◆ **Prompt**
Extract the text of every entry below exactly; leave images out.

===== Entries supplied

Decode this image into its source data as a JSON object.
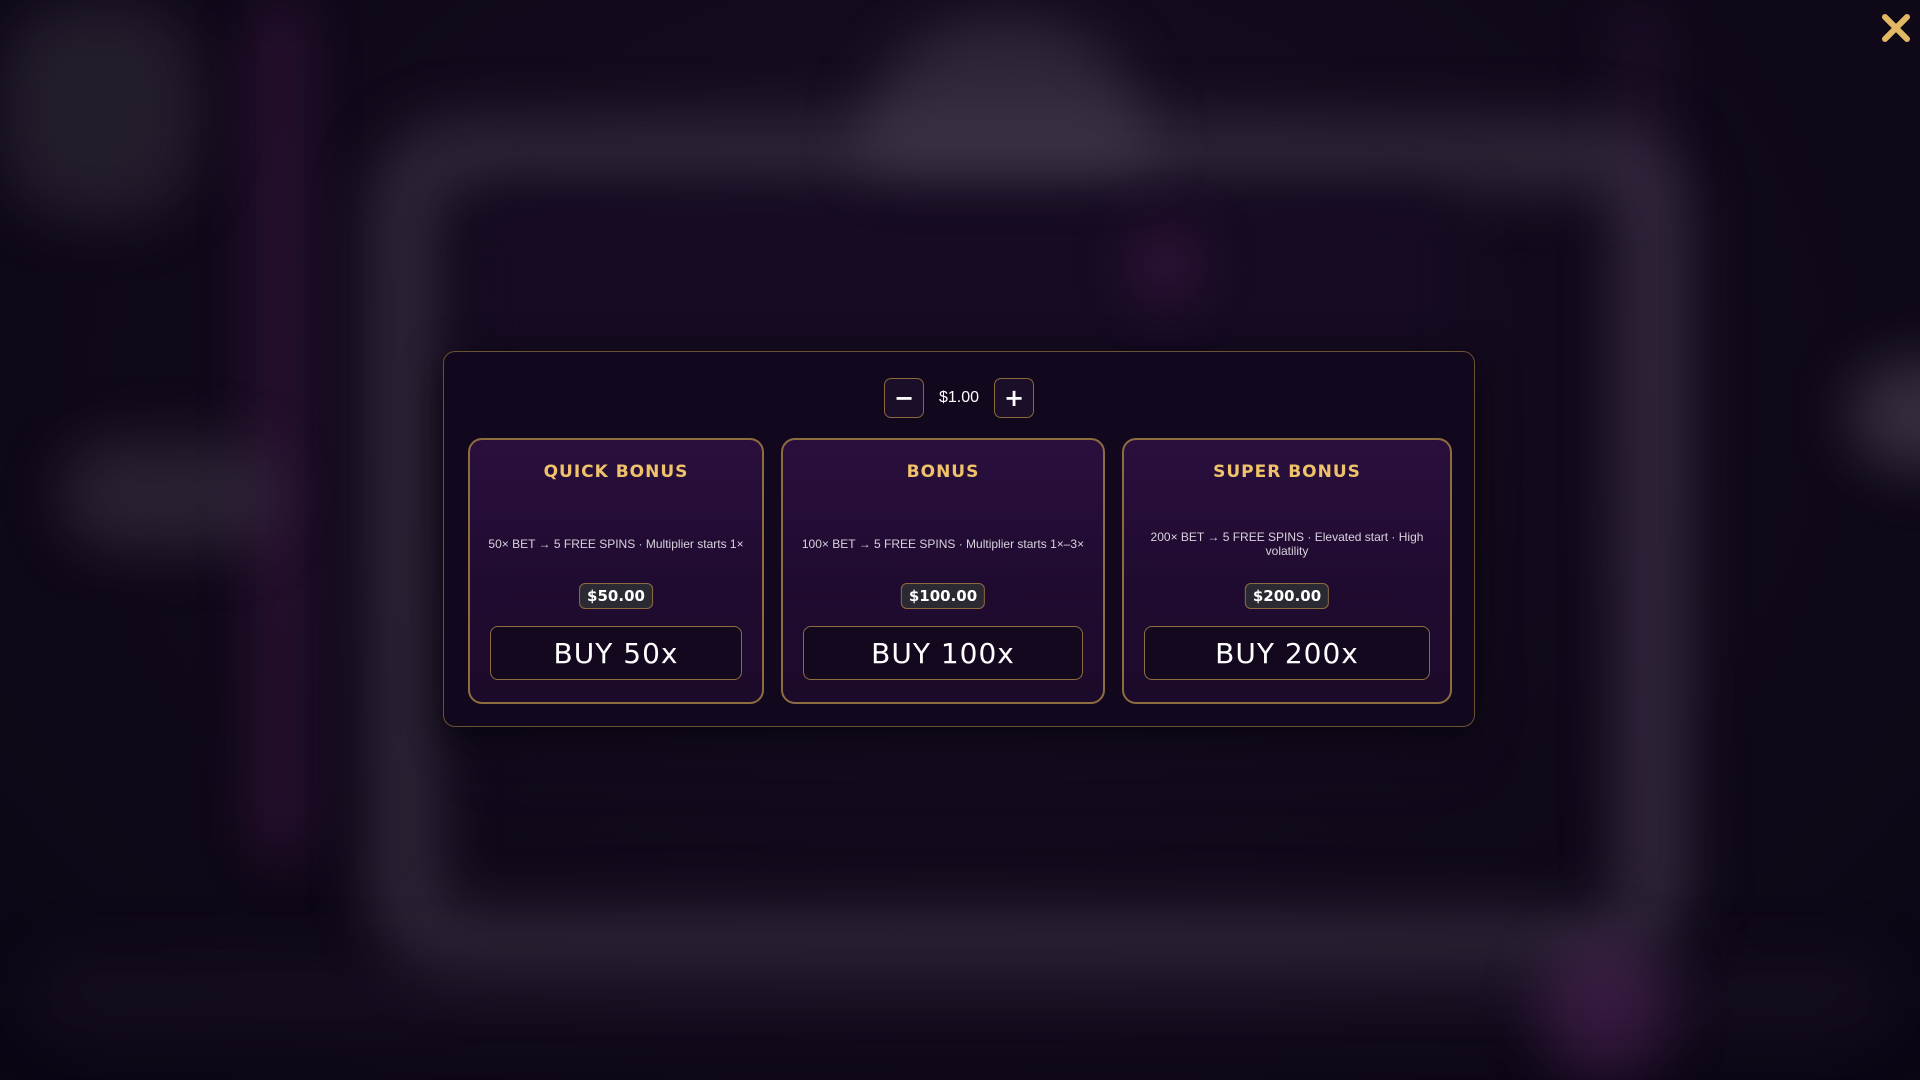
{
  "stepper": {
    "minus_label": "−",
    "plus_label": "+",
    "bet_value": "$1.00"
  },
  "cards": [
    {
      "title": "QUICK BONUS",
      "description": "50× BET → 5 FREE SPINS · Multiplier starts 1×",
      "price": "$50.00",
      "buy_label": "BUY 50x"
    },
    {
      "title": "BONUS",
      "description": "100× BET → 5 FREE SPINS · Multiplier starts 1×–3×",
      "price": "$100.00",
      "buy_label": "BUY 100x"
    },
    {
      "title": "SUPER BONUS",
      "description": "200× BET → 5 FREE SPINS · Elevated start · High volatility",
      "price": "$200.00",
      "buy_label": "BUY 200x"
    }
  ],
  "close": {
    "icon": "close-icon"
  },
  "colors": {
    "accent_gold": "#f0c36a",
    "border_gold": "#8d6c40",
    "close_icon": "#e2b864"
  }
}
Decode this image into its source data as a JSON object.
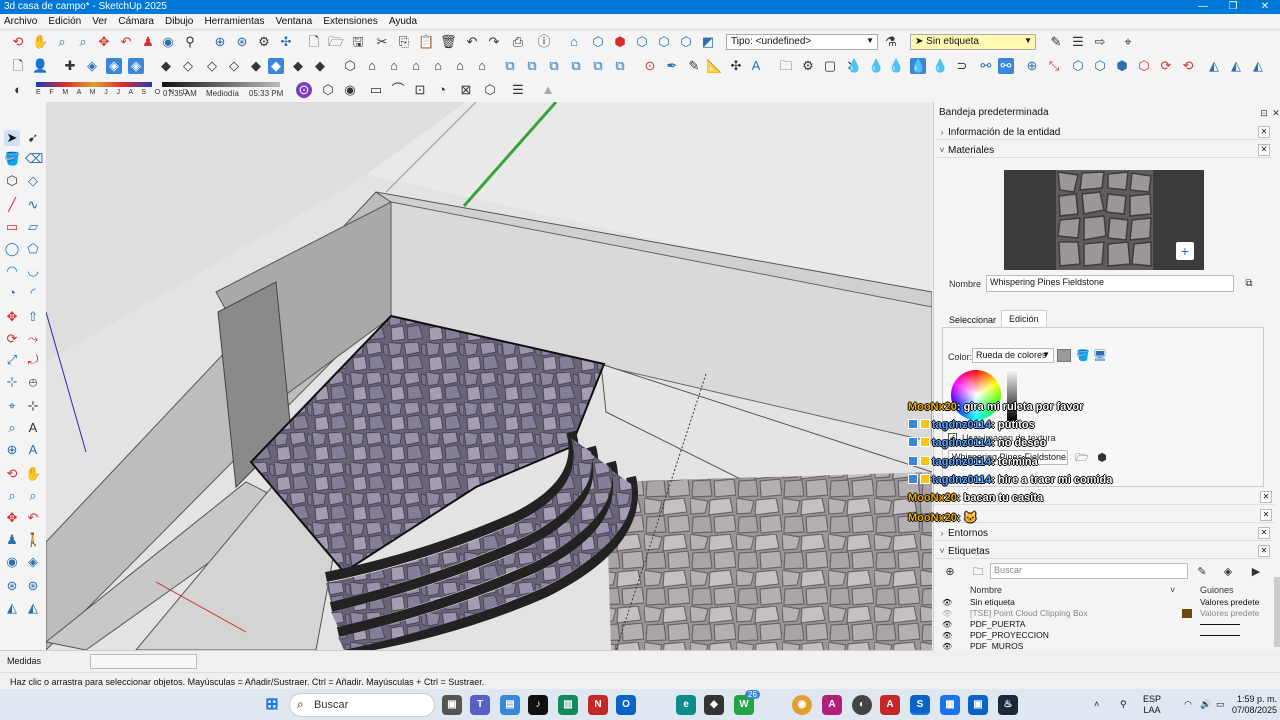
{
  "window": {
    "title": "3d casa de campo* - SketchUp 2025"
  },
  "menu": [
    "Archivo",
    "Edición",
    "Ver",
    "Cámara",
    "Dibujo",
    "Herramientas",
    "Ventana",
    "Extensiones",
    "Ayuda"
  ],
  "toolbar": {
    "type_select": "Tipo: <undefined>",
    "tag_select": "Sin etiqueta",
    "months": "E F M A M J J A S O N D",
    "time_start": "07:35 AM",
    "time_mid": "Mediodía",
    "time_end": "05:33 PM"
  },
  "tray": {
    "title": "Bandeja predeterminada",
    "sections": {
      "entity_info": "Información de la entidad",
      "materials": "Materiales",
      "environments": "Entornos",
      "tags": "Etiquetas"
    },
    "material": {
      "name_label": "Nombre",
      "name_value": "Whispering Pines Fieldstone",
      "tabs": [
        "Seleccionar",
        "Edición"
      ],
      "color_label": "Color:",
      "color_mode": "Rueda de colores",
      "texture_checkbox": "Usar imagen de textura",
      "texture_file": "Whispering Pines Fieldstone.jpg"
    },
    "tags_panel": {
      "search_placeholder": "Buscar",
      "col_name": "Nombre",
      "col_dashes": "Guiones",
      "rows": [
        {
          "name": "Sin etiqueta",
          "dashes": "Valores predete",
          "swatch": ""
        },
        {
          "name": "[TSE] Point Cloud Clipping Box",
          "dashes": "Valores predete",
          "swatch": "#6b4a12"
        },
        {
          "name": "PDF_PUERTA",
          "dashes": "",
          "swatch": ""
        },
        {
          "name": "PDF_PROYECCION",
          "dashes": "",
          "swatch": ""
        },
        {
          "name": "PDF_MUROS",
          "dashes": "",
          "swatch": ""
        }
      ]
    }
  },
  "chat": [
    {
      "user": "MooNx20",
      "msg": ": gira mi ruleta por favor",
      "badge": "none"
    },
    {
      "user": "tagdnz0114",
      "msg": ": putitos",
      "badge": "double"
    },
    {
      "user": "tagdnz0114",
      "msg": ": no deseo",
      "badge": "double"
    },
    {
      "user": "tagdnz0114",
      "msg": ": termina",
      "badge": "double"
    },
    {
      "user": "tagdnz0114",
      "msg": ": hire a traer mi comida",
      "badge": "double"
    },
    {
      "user": "MooNx20",
      "msg": ": bacan tu casita",
      "badge": "none"
    },
    {
      "user": "MooNx20",
      "msg": ": 🐱",
      "badge": "none"
    }
  ],
  "bottom": {
    "measures_label": "Medidas",
    "status_text": "Haz clic o arrastra para seleccionar objetos. Mayúsculas = Añadir/Sustraer. Ctrl = Añadir. Mayúsculas + Ctrl = Sustraer."
  },
  "taskbar": {
    "search_label": "Buscar",
    "language": "ESP",
    "region": "LAA",
    "time": "1:59 p. m.",
    "date": "07/08/2025",
    "notification_count": "26"
  }
}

==========

◆ **Complete response**
Decode this image into its source data as a JSON object.
{
  "stepper": {
    "minus_label": "−",
    "plus_label": "+",
    "bet_value": "$1.00"
  },
  "cards": [
    {
      "title": "QUICK BONUS",
      "description": "50× BET → 5 FREE SPINS · Multiplier starts 1×",
      "price": "$50.00",
      "buy_label": "BUY 50x"
    },
    {
      "title": "BONUS",
      "description": "100× BET → 5 FREE SPINS · Multiplier starts 1×–3×",
      "price": "$100.00",
      "buy_label": "BUY 100x"
    },
    {
      "title": "SUPER BONUS",
      "description": "200× BET → 5 FREE SPINS · Elevated start · High volatility",
      "price": "$200.00",
      "buy_label": "BUY 200x"
    }
  ],
  "close": {
    "icon": "close-icon"
  },
  "colors": {
    "accent_gold": "#f0c36a",
    "border_gold": "#8d6c40",
    "close_icon": "#e2b864"
  }
}
Decode this image into its source data as a JSON object.
{
  "window": {
    "title": "3d casa de campo* - SketchUp 2025"
  },
  "menu": [
    "Archivo",
    "Edición",
    "Ver",
    "Cámara",
    "Dibujo",
    "Herramientas",
    "Ventana",
    "Extensiones",
    "Ayuda"
  ],
  "toolbar": {
    "type_select": "Tipo: <undefined>",
    "tag_select": "Sin etiqueta",
    "months": "E F M A M J J A S O N D",
    "time_start": "07:35 AM",
    "time_mid": "Mediodía",
    "time_end": "05:33 PM"
  },
  "tray": {
    "title": "Bandeja predeterminada",
    "sections": {
      "entity_info": "Información de la entidad",
      "materials": "Materiales",
      "environments": "Entornos",
      "tags": "Etiquetas"
    },
    "material": {
      "name_label": "Nombre",
      "name_value": "Whispering Pines Fieldstone",
      "tabs": [
        "Seleccionar",
        "Edición"
      ],
      "color_label": "Color:",
      "color_mode": "Rueda de colores",
      "texture_checkbox": "Usar imagen de textura",
      "texture_file": "Whispering Pines Fieldstone.jpg"
    },
    "tags_panel": {
      "search_placeholder": "Buscar",
      "col_name": "Nombre",
      "col_dashes": "Guiones",
      "rows": [
        {
          "name": "Sin etiqueta",
          "dashes": "Valores predete",
          "swatch": ""
        },
        {
          "name": "[TSE] Point Cloud Clipping Box",
          "dashes": "Valores predete",
          "swatch": "#6b4a12"
        },
        {
          "name": "PDF_PUERTA",
          "dashes": "",
          "swatch": ""
        },
        {
          "name": "PDF_PROYECCION",
          "dashes": "",
          "swatch": ""
        },
        {
          "name": "PDF_MUROS",
          "dashes": "",
          "swatch": ""
        }
      ]
    }
  },
  "chat": [
    {
      "user": "MooNx20",
      "msg": ": gira mi ruleta por favor",
      "badge": "none"
    },
    {
      "user": "tagdnz0114",
      "msg": ": putitos",
      "badge": "double"
    },
    {
      "user": "tagdnz0114",
      "msg": ": no deseo",
      "badge": "double"
    },
    {
      "user": "tagdnz0114",
      "msg": ": termina",
      "badge": "double"
    },
    {
      "user": "tagdnz0114",
      "msg": ": hire a traer mi comida",
      "badge": "double"
    },
    {
      "user": "MooNx20",
      "msg": ": bacan tu casita",
      "badge": "none"
    },
    {
      "user": "MooNx20",
      "msg": ": 🐱",
      "badge": "none"
    }
  ],
  "bottom": {
    "measures_label": "Medidas",
    "status_text": "Haz clic o arrastra para seleccionar objetos. Mayúsculas = Añadir/Sustraer. Ctrl = Añadir. Mayúsculas + Ctrl = Sustraer."
  },
  "taskbar": {
    "search_label": "Buscar",
    "language": "ESP",
    "region": "LAA",
    "time": "1:59 p. m.",
    "date": "07/08/2025",
    "notification_count": "26"
  }
}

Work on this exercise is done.